Collection entries
= = =
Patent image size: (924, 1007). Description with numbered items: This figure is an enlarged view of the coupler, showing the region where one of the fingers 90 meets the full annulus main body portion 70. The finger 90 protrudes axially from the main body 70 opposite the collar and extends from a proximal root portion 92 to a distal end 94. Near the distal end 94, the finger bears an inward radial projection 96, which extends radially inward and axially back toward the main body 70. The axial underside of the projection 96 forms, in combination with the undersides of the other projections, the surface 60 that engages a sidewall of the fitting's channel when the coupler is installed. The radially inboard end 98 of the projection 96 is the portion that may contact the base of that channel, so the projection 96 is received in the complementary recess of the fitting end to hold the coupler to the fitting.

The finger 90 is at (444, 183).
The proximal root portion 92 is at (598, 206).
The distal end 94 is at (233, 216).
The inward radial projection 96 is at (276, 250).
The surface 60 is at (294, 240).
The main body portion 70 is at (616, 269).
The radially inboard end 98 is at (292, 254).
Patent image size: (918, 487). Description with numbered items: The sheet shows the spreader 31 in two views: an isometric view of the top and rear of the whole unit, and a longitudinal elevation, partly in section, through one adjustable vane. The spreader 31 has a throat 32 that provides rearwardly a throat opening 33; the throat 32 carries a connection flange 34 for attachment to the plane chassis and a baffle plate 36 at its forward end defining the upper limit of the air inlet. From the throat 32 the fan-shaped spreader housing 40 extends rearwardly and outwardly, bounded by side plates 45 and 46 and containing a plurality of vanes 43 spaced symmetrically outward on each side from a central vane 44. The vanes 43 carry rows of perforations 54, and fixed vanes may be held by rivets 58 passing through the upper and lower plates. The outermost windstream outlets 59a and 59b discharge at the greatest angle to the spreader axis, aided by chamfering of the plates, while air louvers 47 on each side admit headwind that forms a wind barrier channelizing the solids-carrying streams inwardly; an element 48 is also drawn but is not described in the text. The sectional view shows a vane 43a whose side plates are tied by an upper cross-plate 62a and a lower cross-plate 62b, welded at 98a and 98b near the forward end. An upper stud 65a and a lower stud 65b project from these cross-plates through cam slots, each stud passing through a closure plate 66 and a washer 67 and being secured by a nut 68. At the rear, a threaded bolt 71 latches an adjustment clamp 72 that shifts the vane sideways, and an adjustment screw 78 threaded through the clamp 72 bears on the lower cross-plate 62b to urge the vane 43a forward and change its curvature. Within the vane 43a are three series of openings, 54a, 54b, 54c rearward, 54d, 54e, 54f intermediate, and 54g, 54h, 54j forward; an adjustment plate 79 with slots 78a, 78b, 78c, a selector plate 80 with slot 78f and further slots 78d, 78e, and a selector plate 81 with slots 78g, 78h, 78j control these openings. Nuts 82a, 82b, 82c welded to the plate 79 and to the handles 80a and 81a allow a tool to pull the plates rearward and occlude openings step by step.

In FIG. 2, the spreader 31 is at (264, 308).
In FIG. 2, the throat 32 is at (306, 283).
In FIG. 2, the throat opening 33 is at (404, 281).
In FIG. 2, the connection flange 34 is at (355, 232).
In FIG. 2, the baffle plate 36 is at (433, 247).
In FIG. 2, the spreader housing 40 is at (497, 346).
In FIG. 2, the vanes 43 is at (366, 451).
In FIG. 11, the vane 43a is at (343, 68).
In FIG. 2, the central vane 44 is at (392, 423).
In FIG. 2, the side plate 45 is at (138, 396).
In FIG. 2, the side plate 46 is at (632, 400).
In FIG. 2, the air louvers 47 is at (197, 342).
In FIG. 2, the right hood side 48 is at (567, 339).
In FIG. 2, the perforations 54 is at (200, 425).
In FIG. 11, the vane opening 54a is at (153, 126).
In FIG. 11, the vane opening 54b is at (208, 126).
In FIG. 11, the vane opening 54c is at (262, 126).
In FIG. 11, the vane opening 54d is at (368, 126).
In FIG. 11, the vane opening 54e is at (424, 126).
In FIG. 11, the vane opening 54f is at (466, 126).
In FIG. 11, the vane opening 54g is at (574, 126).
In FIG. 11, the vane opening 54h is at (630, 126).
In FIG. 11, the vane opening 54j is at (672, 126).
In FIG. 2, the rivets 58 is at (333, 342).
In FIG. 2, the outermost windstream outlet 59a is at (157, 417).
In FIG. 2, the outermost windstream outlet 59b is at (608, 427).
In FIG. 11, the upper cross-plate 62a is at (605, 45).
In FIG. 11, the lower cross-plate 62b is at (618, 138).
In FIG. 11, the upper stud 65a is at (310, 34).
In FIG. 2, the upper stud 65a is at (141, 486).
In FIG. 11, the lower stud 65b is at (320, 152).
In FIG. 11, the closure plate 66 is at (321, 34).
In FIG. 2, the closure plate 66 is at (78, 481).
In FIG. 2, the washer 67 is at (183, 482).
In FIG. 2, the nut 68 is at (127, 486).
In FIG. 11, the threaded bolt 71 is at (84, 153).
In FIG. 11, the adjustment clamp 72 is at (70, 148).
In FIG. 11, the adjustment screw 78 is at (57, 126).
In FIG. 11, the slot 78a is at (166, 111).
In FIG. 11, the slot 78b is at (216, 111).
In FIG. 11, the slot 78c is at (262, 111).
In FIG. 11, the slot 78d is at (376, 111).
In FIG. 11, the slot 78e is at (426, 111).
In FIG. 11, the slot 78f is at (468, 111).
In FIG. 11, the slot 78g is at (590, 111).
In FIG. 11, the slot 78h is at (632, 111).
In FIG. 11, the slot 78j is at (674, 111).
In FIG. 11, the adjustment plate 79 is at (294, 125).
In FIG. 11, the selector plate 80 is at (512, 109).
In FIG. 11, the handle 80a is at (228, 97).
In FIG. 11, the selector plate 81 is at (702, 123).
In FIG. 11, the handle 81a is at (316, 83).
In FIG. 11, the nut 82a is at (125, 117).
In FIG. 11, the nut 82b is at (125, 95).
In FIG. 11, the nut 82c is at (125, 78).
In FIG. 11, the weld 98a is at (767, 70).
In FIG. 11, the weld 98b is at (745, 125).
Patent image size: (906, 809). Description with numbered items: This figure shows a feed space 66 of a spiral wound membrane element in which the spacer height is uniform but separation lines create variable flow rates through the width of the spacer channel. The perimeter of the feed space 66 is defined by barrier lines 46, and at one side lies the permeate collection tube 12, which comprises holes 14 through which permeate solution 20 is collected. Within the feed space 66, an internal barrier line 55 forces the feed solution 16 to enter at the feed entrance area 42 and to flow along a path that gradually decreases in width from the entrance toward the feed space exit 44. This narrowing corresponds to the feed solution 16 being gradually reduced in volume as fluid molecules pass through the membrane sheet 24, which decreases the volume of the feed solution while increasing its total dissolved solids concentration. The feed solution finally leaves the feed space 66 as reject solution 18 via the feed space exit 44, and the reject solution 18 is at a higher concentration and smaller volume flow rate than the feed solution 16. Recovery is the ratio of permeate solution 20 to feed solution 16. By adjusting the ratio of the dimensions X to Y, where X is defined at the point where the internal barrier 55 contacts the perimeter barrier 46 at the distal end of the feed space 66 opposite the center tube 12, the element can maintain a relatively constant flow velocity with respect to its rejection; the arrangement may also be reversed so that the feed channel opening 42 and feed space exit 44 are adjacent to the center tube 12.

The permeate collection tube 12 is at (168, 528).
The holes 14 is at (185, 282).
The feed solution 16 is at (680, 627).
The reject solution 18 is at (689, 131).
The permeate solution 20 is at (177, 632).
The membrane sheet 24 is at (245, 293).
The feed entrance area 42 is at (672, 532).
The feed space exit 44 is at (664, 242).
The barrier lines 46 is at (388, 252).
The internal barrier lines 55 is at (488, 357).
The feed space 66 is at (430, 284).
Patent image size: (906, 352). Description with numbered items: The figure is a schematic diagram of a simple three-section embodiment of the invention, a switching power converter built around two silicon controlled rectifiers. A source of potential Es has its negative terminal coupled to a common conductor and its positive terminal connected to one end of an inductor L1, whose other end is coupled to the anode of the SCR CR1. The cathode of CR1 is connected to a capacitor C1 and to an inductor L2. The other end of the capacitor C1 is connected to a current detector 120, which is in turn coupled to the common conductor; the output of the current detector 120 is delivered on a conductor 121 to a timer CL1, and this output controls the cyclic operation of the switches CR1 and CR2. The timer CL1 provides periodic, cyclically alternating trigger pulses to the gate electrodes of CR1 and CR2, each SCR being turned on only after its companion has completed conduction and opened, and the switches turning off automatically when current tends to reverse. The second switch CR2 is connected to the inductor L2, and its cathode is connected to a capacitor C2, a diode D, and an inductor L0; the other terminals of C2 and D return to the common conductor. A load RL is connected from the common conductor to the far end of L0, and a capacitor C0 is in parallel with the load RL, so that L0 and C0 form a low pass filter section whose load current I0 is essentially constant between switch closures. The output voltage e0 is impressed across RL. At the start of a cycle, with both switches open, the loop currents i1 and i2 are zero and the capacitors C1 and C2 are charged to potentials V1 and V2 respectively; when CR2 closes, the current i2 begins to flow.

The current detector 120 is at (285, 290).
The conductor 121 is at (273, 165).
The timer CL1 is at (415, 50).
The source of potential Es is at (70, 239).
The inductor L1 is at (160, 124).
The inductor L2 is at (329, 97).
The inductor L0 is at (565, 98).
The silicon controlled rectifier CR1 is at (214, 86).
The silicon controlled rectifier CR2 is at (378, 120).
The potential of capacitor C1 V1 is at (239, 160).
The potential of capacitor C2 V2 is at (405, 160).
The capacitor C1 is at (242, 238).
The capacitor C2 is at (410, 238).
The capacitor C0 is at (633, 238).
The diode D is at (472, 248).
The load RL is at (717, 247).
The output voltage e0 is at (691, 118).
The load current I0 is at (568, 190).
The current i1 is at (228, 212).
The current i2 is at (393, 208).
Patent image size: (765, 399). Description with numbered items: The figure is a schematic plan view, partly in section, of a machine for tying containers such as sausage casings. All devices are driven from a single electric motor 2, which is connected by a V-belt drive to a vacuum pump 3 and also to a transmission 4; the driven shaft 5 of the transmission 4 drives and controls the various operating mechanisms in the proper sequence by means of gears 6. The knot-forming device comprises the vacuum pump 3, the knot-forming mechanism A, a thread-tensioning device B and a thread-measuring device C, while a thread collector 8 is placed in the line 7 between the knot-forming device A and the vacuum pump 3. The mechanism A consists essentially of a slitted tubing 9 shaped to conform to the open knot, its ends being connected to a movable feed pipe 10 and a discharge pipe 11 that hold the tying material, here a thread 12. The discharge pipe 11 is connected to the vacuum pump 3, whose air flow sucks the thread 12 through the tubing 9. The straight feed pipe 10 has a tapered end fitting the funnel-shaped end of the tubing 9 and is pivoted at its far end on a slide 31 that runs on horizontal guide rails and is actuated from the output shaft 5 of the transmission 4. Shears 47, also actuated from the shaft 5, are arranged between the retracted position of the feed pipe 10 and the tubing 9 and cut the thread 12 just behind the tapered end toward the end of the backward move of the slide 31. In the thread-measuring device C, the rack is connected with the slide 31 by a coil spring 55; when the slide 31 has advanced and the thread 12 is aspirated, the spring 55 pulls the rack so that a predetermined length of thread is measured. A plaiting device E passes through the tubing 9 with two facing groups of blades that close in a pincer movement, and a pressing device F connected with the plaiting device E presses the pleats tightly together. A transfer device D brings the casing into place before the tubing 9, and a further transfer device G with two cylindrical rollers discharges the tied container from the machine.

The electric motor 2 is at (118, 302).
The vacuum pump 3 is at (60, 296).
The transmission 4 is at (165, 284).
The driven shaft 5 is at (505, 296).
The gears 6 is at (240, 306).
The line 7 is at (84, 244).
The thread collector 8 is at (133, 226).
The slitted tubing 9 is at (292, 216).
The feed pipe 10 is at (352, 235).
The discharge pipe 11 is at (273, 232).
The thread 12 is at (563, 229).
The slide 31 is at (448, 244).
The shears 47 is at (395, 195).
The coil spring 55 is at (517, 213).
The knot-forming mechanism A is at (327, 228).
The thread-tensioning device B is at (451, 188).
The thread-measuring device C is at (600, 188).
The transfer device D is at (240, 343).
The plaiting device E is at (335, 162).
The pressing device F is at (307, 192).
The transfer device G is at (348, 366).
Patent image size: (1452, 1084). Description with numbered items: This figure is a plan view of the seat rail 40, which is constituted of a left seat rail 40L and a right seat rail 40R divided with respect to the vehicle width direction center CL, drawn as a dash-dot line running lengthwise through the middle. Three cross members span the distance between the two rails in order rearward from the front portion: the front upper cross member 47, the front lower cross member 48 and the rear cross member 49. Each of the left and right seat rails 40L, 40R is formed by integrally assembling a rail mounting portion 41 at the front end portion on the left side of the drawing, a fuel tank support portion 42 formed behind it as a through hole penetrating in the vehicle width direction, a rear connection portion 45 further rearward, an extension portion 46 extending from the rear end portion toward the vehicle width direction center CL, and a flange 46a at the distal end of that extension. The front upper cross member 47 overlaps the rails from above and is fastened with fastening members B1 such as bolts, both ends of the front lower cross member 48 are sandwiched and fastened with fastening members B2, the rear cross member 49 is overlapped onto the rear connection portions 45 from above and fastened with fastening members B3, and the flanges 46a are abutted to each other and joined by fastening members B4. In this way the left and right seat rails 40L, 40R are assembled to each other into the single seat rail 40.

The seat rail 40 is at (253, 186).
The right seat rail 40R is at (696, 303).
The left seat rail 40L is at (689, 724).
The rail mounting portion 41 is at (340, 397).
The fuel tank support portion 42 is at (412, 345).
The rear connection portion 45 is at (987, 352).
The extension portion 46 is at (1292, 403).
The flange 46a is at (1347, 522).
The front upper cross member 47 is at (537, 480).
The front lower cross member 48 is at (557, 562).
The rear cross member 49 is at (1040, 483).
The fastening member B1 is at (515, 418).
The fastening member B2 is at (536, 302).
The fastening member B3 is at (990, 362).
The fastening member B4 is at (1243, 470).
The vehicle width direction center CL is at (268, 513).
= = =
■ What to work on
Copy the lines from the start of the items through the line containing "The radially inboard end 98 is at (292, 254).", inclusive, reproducing each one verbatim.

■ The response
Patent image size: (924, 1007). Description with numbered items: This figure is an enlarged view of the coupler, showing the region where one of the fingers 90 meets the full annulus main body portion 70. The finger 90 protrudes axially from the main body 70 opposite the collar and extends from a proximal root portion 92 to a distal end 94. Near the distal end 94, the finger bears an inward radial projection 96, which extends radially inward and axially back toward the main body 70. The axial underside of the projection 96 forms, in combination with the undersides of the other projections, the surface 60 that engages a sidewall of the fitting's channel when the coupler is installed. The radially inboard end 98 of the projection 96 is the portion that may contact the base of that channel, so the projection 96 is received in the complementary recess of the fitting end to hold the coupler to the fitting.

The finger 90 is at (444, 183).
The proximal root portion 92 is at (598, 206).
The distal end 94 is at (233, 216).
The inward radial projection 96 is at (276, 250).
The surface 60 is at (294, 240).
The main body portion 70 is at (616, 269).
The radially inboard end 98 is at (292, 254).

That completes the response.